▸ **What this task involves**
Wherever the string "moment" appears, copy the whole line.

▸ **Data for this task**
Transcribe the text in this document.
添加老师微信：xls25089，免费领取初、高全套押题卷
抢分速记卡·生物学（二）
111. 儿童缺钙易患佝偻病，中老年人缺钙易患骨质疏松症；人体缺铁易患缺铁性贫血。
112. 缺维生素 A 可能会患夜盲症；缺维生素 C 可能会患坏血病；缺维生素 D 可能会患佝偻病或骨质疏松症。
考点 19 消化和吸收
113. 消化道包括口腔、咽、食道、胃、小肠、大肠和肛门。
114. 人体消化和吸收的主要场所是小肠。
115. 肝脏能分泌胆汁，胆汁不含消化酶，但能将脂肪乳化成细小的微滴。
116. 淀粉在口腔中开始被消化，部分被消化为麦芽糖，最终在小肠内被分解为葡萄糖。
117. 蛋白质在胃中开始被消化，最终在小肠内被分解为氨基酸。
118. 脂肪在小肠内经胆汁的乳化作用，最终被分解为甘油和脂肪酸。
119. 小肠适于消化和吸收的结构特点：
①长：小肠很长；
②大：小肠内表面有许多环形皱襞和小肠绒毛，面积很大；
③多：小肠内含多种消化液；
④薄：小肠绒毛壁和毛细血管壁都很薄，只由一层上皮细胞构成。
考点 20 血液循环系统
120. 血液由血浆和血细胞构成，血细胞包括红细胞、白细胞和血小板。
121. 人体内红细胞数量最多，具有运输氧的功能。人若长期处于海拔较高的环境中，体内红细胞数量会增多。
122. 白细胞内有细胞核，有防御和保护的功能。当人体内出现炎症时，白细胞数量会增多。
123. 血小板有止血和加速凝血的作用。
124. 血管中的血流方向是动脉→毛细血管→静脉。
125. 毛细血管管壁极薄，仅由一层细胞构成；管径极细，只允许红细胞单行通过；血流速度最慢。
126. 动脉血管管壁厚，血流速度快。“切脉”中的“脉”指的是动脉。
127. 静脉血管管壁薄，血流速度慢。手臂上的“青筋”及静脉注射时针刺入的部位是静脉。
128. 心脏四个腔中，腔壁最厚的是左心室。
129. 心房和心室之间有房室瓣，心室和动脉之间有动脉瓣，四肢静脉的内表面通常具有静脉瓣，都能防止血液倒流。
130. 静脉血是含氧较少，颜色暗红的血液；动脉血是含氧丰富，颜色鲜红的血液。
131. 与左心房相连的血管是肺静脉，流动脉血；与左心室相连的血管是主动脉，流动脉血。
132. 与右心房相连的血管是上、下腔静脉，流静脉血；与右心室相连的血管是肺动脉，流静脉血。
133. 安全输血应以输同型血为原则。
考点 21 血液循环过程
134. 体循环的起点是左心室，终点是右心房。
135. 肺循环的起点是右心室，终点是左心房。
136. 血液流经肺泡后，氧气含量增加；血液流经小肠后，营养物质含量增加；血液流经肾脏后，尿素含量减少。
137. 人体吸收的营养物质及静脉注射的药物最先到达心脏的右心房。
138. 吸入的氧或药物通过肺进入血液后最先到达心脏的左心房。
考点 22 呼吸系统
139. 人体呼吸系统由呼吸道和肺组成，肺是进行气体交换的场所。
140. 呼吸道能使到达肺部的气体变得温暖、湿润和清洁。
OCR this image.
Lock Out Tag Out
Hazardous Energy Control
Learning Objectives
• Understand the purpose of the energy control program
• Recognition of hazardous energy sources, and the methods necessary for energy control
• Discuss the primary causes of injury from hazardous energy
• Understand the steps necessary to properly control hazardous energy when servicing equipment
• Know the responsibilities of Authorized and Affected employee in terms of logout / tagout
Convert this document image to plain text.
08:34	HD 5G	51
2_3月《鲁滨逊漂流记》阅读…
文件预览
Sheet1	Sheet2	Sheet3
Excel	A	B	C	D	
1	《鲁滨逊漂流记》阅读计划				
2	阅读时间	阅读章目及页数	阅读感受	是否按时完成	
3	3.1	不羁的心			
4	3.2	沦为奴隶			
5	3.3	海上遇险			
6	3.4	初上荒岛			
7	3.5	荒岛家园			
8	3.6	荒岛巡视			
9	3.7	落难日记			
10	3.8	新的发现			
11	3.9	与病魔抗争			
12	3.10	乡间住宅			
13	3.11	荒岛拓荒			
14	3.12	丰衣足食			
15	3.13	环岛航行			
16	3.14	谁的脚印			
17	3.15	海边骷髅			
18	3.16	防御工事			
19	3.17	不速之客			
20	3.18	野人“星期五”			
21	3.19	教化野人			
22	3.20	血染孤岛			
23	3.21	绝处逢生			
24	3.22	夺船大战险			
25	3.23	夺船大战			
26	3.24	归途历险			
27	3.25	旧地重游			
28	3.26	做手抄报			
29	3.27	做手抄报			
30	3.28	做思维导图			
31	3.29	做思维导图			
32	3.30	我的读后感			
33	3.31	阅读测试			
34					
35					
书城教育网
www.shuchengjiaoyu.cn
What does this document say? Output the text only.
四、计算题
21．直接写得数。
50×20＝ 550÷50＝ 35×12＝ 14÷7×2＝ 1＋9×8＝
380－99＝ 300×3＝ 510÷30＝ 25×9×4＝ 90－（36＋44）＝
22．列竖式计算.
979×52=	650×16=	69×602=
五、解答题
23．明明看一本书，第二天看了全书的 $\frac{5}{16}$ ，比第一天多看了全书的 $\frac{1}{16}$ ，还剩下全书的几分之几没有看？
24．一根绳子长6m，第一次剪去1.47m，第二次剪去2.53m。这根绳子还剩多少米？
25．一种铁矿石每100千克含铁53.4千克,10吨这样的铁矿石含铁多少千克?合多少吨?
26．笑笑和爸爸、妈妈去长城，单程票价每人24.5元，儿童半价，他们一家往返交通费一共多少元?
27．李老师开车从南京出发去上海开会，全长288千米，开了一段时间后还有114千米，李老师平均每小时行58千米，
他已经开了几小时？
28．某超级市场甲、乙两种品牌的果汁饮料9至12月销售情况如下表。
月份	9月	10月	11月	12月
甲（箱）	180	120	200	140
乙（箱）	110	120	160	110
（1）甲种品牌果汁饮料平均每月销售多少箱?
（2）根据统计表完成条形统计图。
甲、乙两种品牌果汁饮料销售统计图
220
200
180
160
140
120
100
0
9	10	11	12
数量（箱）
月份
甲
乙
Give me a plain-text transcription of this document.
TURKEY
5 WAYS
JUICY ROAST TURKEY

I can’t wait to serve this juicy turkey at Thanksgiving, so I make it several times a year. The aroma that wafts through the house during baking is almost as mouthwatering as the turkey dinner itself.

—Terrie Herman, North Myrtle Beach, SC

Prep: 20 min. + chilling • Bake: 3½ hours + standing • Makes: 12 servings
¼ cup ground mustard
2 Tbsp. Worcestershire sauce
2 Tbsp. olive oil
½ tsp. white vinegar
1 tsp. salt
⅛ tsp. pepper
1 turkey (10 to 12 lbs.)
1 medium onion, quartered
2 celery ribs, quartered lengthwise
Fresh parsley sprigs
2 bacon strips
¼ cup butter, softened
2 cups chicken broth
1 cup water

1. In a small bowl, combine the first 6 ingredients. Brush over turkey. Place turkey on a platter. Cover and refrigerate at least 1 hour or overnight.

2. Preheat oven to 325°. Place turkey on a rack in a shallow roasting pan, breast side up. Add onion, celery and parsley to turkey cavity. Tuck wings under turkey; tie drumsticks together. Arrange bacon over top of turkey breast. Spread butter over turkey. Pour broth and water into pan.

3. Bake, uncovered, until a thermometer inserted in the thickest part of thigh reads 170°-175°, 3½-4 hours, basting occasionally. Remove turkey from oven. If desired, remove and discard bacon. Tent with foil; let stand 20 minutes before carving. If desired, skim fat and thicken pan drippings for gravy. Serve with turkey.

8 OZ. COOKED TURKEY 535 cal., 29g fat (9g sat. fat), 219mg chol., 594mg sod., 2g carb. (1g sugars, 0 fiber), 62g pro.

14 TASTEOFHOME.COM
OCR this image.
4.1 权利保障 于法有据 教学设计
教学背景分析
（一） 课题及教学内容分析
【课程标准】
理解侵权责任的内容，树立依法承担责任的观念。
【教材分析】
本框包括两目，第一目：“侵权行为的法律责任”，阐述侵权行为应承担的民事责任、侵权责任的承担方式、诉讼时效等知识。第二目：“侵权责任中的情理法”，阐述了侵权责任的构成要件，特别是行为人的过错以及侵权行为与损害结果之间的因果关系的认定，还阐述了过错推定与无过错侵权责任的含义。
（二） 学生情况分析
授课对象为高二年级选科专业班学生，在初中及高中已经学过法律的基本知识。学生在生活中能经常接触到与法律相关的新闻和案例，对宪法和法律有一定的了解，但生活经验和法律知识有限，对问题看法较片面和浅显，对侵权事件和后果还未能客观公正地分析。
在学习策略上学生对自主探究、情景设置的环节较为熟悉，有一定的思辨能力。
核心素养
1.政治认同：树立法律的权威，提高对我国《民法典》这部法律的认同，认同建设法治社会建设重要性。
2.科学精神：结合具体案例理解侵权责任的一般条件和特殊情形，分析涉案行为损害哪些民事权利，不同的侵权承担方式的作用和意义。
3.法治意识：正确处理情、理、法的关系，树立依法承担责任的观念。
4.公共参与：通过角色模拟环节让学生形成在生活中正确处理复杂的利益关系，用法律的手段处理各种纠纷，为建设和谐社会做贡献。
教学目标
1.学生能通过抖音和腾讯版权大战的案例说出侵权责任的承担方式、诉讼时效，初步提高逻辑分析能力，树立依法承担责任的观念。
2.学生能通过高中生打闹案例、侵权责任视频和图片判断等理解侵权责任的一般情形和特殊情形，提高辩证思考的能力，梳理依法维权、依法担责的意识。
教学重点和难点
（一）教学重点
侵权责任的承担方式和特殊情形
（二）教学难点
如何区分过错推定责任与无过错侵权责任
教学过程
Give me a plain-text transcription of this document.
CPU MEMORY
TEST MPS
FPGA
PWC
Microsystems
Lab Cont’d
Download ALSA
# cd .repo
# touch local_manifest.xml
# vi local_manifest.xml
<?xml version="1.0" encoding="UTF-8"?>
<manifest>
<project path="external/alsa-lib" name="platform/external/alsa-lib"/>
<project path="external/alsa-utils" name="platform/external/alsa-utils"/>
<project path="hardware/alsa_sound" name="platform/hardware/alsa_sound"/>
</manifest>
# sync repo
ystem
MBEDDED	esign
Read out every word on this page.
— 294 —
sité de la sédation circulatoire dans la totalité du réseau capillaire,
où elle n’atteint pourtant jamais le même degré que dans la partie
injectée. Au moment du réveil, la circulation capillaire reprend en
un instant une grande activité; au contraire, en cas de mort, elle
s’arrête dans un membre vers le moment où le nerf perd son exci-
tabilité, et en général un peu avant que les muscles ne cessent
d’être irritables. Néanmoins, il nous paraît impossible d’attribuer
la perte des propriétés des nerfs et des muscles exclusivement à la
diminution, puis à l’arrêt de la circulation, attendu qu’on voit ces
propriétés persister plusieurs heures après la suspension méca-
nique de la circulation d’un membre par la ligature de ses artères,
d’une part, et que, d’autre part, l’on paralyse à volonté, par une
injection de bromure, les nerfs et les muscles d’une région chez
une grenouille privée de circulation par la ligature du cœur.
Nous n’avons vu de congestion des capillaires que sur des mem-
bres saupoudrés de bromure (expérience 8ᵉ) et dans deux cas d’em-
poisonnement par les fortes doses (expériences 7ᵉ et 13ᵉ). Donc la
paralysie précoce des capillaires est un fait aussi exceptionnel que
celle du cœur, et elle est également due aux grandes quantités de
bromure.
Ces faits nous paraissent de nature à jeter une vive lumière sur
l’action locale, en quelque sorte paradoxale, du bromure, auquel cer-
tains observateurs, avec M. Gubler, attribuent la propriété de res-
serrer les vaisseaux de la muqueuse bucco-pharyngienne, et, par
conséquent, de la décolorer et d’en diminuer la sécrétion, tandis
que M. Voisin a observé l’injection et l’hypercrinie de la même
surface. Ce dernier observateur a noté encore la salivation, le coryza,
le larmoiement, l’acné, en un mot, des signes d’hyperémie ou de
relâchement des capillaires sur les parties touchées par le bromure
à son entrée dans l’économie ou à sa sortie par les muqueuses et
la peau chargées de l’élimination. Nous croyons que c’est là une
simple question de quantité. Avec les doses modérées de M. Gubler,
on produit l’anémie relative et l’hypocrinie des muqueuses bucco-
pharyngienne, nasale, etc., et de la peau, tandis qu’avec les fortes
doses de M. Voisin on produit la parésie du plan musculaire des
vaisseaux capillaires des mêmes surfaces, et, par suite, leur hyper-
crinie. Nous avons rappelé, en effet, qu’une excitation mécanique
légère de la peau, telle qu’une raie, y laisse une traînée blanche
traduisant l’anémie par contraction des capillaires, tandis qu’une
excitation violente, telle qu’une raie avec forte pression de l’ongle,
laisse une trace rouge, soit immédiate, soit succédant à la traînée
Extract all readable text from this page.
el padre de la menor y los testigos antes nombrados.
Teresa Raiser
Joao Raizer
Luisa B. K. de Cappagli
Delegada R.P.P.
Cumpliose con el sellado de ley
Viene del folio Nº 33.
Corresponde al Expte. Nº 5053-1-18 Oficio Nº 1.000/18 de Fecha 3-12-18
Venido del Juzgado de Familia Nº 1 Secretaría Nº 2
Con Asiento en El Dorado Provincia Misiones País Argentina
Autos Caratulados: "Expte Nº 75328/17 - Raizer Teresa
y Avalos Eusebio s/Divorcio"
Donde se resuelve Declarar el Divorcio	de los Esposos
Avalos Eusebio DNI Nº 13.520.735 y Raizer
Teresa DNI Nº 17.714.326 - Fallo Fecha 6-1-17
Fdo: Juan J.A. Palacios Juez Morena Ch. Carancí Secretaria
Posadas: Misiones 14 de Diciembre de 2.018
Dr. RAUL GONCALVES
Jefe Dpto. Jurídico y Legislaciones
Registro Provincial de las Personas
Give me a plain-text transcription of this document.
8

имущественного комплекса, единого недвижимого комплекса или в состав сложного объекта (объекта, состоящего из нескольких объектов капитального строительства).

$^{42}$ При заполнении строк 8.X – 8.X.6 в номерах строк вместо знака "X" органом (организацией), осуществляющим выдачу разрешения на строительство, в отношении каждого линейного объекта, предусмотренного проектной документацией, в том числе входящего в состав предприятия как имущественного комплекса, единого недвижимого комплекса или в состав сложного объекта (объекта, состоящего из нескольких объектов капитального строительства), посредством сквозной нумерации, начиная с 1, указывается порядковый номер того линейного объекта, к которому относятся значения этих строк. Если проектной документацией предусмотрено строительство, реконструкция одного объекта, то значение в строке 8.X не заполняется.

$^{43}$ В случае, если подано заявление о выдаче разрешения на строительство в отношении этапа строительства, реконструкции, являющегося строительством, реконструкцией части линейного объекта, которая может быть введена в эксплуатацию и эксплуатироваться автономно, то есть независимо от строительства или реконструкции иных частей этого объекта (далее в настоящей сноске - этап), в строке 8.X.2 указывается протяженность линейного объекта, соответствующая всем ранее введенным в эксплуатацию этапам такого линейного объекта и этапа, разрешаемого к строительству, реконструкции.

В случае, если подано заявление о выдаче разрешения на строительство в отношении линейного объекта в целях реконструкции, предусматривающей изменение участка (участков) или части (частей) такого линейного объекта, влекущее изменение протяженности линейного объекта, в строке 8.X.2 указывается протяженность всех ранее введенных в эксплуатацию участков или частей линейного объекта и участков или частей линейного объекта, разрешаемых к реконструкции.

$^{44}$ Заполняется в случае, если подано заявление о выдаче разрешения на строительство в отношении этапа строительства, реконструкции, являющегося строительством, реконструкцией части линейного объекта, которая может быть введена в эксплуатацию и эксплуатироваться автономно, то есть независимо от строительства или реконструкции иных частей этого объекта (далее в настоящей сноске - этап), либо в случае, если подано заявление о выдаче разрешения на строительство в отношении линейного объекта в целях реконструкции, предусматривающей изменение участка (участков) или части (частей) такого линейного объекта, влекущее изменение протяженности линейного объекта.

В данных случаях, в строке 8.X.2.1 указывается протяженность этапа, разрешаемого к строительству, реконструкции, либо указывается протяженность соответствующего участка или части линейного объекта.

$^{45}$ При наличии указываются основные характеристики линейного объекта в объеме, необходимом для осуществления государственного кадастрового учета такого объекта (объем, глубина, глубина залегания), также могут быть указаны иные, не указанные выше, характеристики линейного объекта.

▸ **Result of this task**
injectée. Au moment du réveil, la circulation capillaire reprend en
s’arrête dans un membre vers le moment où le nerf perd son exci-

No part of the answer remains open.